L6: Applications and Paradigms
Cloud Application:
- focus mainly on enterprise computing
- Ideally, an application can partition its workload into n segments and spawn n instances, and the execution time reduced by a factor of n
- Key challenges:
- Cloud consumer: scale application to accommodate a dynamic load, recover after a system failure, efficiently support checkpoint/restart
- Cloud provider: manage a large number of systems (cloud consumer applications), provides quality of service guarantee
- Ideal applications: workload that requires massive computing infrastructure
- web services, database services, search services (web, images, etc), ML with massive-scale models
- Unlikely to perform well:
- Applications with a complex workflow and multiple dependencies such as high-performance computing
- Applications with intensive communication among concurrent instances
- Workload cannot be arbitrarily partitioned
Challenges in Developing Cloud Applications:
-
Performance isolation: how to ensure that customer performance is not affected by other users
-
Reliability: major concern, server failures expected when a large number of servers cooperate to compute
→ Checkpoint/restart, replicate service, autoscale and load balance
-
Cloud infrastructure exhibits latency and bandwidth fluctuations which affect the application performance
-
Performance considerations limit the amount of data logging (identify unexpected results, errors, monitor application performance)
Architecture Styles for Cloud Applications
- Reliance on Internet and Web technology (high accessibility, web browser universality, ease of web-based service development)

LISTED ENTRIES:
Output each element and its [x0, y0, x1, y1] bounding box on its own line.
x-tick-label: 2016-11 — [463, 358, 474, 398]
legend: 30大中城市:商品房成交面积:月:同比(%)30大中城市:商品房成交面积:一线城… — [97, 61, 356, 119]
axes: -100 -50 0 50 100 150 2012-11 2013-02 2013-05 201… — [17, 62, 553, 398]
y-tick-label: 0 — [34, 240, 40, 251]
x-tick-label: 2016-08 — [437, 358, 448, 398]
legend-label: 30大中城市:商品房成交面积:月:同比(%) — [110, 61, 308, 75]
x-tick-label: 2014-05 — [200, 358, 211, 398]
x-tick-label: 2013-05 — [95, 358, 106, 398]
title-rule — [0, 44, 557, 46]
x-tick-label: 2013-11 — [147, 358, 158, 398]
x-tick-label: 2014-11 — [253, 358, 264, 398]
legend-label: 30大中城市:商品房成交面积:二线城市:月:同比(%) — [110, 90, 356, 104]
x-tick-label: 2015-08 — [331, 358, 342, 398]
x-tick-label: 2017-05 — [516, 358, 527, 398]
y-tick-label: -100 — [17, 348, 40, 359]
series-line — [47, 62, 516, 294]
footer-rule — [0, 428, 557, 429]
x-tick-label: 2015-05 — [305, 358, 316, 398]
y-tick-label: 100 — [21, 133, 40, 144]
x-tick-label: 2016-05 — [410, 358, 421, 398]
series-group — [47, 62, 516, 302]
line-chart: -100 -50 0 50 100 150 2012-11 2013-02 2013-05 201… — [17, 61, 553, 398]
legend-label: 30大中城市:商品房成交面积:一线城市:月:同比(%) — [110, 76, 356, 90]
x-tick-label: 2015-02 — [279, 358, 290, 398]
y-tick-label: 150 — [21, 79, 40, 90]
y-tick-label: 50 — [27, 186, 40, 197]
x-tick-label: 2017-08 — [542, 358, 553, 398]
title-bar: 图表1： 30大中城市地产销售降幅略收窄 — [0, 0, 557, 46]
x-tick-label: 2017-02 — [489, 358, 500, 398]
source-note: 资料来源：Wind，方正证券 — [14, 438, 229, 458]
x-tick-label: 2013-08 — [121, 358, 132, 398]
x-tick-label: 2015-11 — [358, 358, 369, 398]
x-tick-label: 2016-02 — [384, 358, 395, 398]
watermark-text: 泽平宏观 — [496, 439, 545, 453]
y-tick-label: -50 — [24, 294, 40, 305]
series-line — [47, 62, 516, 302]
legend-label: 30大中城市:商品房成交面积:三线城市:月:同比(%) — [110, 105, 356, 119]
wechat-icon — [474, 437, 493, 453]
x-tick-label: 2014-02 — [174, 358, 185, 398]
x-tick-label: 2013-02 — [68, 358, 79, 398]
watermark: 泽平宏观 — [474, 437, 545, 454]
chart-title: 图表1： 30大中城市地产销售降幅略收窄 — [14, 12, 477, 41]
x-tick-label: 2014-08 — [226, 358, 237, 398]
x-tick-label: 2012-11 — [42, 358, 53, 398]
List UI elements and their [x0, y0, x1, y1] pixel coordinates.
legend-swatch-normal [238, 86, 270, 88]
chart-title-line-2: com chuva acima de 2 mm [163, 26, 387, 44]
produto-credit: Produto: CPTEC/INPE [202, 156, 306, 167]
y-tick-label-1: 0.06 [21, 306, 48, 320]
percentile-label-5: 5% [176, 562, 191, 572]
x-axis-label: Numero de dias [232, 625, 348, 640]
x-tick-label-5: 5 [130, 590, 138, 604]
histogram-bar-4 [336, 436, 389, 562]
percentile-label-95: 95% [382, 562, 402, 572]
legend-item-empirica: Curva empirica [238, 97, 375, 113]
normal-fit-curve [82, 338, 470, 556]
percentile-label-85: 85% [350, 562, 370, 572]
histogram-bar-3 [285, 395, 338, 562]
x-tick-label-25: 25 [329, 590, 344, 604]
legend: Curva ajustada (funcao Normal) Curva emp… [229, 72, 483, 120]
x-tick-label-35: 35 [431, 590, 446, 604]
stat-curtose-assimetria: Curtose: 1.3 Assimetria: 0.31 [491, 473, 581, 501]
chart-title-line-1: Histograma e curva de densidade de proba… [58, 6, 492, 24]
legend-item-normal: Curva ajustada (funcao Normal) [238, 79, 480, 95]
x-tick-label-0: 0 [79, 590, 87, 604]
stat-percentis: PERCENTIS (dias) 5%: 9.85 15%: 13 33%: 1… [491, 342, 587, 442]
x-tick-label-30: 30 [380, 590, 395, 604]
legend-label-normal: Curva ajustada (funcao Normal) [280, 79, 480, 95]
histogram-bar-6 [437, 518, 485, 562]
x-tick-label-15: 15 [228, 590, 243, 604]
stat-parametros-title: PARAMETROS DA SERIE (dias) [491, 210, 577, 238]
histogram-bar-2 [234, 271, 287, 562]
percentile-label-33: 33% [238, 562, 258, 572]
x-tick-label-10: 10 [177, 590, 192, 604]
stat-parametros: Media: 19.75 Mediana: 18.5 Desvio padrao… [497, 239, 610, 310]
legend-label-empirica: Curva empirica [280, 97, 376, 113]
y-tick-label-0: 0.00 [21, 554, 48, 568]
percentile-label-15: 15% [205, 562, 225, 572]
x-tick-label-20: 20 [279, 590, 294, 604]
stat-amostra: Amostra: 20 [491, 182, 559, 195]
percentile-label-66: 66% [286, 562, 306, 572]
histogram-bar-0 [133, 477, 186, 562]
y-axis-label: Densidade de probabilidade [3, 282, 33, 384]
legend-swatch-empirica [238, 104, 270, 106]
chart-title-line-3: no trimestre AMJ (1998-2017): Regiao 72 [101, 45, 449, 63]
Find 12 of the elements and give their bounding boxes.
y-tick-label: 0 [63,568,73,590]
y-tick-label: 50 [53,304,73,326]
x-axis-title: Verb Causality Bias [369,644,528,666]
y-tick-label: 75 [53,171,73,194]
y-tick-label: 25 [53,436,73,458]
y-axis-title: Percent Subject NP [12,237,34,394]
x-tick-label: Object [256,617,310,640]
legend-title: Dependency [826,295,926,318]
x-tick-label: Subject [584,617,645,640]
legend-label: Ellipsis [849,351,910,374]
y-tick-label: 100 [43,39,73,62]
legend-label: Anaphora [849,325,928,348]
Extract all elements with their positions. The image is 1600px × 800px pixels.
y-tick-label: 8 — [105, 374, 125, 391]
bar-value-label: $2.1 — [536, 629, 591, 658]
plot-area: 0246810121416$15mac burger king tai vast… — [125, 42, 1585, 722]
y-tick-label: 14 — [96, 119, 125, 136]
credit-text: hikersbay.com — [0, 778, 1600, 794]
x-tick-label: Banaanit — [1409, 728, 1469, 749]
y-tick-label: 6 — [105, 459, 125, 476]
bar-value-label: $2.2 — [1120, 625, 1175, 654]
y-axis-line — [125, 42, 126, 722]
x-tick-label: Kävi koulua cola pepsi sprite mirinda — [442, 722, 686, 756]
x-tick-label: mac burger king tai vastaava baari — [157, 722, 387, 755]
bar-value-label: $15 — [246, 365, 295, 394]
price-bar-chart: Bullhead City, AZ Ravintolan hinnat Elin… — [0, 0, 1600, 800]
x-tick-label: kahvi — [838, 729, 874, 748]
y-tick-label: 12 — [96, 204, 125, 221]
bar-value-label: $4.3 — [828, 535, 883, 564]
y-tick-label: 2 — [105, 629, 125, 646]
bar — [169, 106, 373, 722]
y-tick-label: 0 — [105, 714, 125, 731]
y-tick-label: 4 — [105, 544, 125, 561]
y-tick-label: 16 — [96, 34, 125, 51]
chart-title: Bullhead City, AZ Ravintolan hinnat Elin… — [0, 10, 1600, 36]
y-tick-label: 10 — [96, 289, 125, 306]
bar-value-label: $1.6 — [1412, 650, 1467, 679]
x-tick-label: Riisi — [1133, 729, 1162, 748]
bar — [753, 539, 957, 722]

QUESTIONS ON THE MATERIAL:
[A] Summarize the cloud applications notes in two sentences.
[B] Answer these questions from the cloud applications notes, one per line:
(i) By what factor is execution time ideally reduced when an application partitions its workload into n segments and spawns n instances?
(ii) What measures are listed in response to the reliability concern?
(iii) What limits the amount of data logging?
The records aren't needed to complete these tasks.

ANSWERS FOR THE TASKS:
[A] Cloud applications focus mainly on enterprise computing and suit workloads that need massive computing infrastructure, such as web, database and search services. Applications with complex workflows and many dependencies, intensive communication among concurrent instances, or workloads that cannot be arbitrarily partitioned are unlikely to perform well, and developers face challenges in performance isolation, reliability, latency and bandwidth fluctuations, and limits on data logging.

[B]
(i) By a factor of n.
(ii) Checkpoint/restart, replicate service, autoscale and load balance.
(iii) Performance considerations.